WHAT YOU HAVE TO DO
Print out each record below, unaltered and complete, without its images.

[Entries taken from a collection]
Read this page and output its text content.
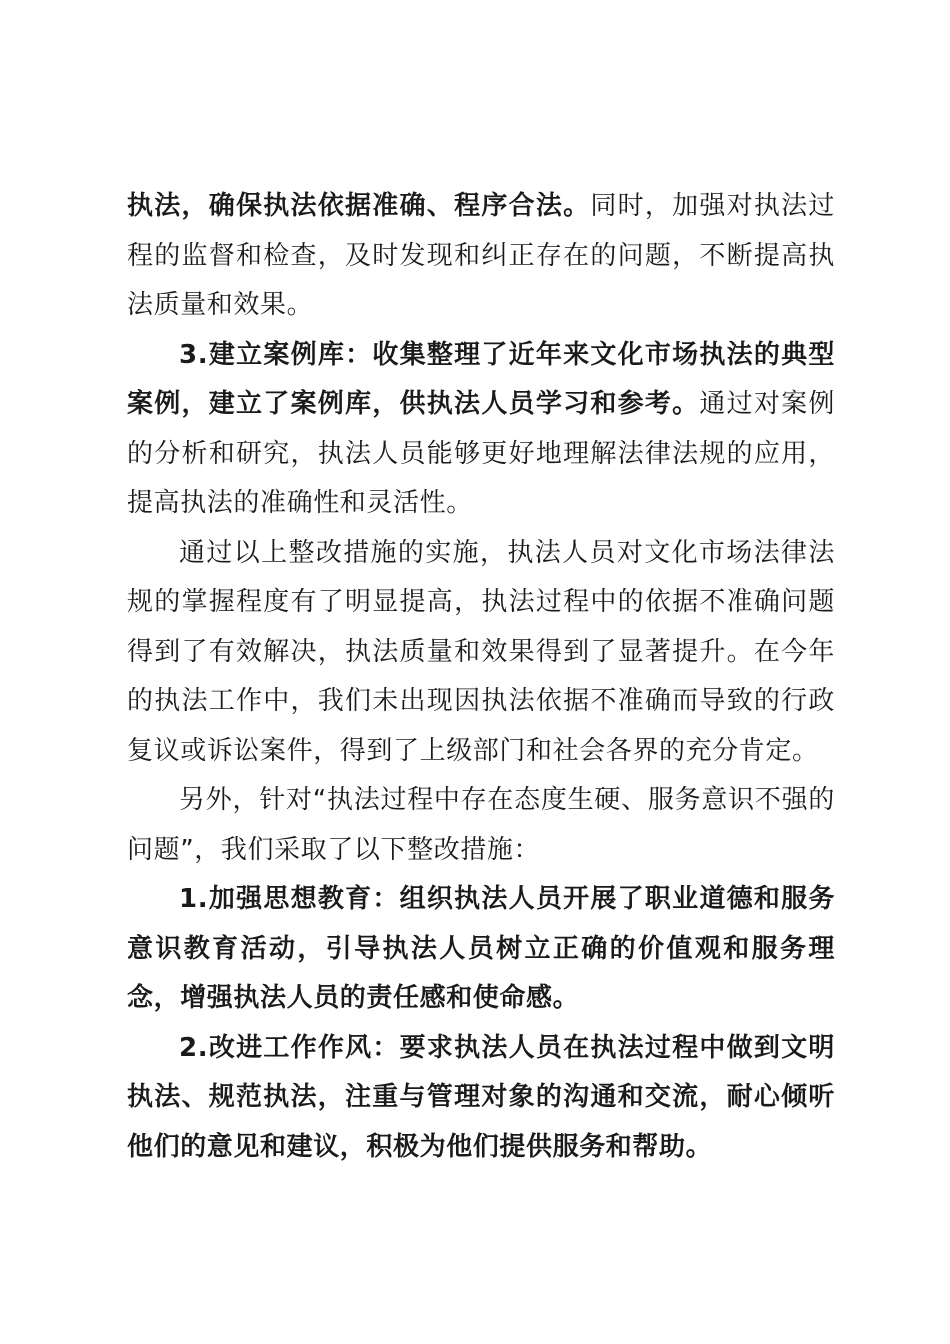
执法，确保执法依据准确、程序合法。同时，加强对执法过程的监督和检查，及时发现和纠正存在的问题，不断提高执法质量和效果。

3.建立案例库：收集整理了近年来文化市场执法的典型案例，建立了案例库，供执法人员学习和参考。通过对案例的分析和研究，执法人员能够更好地理解法律法规的应用，提高执法的准确性和灵活性。

通过以上整改措施的实施，执法人员对文化市场法律法规的掌握程度有了明显提高，执法过程中的依据不准确问题得到了有效解决，执法质量和效果得到了显著提升。在今年的执法工作中，我们未出现因执法依据不准确而导致的行政复议或诉讼案件，得到了上级部门和社会各界的充分肯定。

另外，针对“执法过程中存在态度生硬、服务意识不强的问题”，我们采取了以下整改措施：

1.加强思想教育：组织执法人员开展了职业道德和服务意识教育活动，引导执法人员树立正确的价值观和服务理念，增强执法人员的责任感和使命感。

2.改进工作作风：要求执法人员在执法过程中做到文明执法、规范执法，注重与管理对象的沟通和交流，耐心倾听他们的意见和建议，积极为他们提供服务和帮助。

RESULT BELOW
Read this page and output its text content.
执法，确保执法依据准确、程序合法。同时，加强对执法过程的监督和检查，及时发现和纠正存在的问题，不断提高执法质量和效果。

3.建立案例库：收集整理了近年来文化市场执法的典型案例，建立了案例库，供执法人员学习和参考。通过对案例的分析和研究，执法人员能够更好地理解法律法规的应用，提高执法的准确性和灵活性。

通过以上整改措施的实施，执法人员对文化市场法律法规的掌握程度有了明显提高，执法过程中的依据不准确问题得到了有效解决，执法质量和效果得到了显著提升。在今年的执法工作中，我们未出现因执法依据不准确而导致的行政复议或诉讼案件，得到了上级部门和社会各界的充分肯定。

另外，针对“执法过程中存在态度生硬、服务意识不强的问题”，我们采取了以下整改措施：

1.加强思想教育：组织执法人员开展了职业道德和服务意识教育活动，引导执法人员树立正确的价值观和服务理念，增强执法人员的责任感和使命感。

2.改进工作作风：要求执法人员在执法过程中做到文明执法、规范执法，注重与管理对象的沟通和交流，耐心倾听他们的意见和建议，积极为他们提供服务和帮助。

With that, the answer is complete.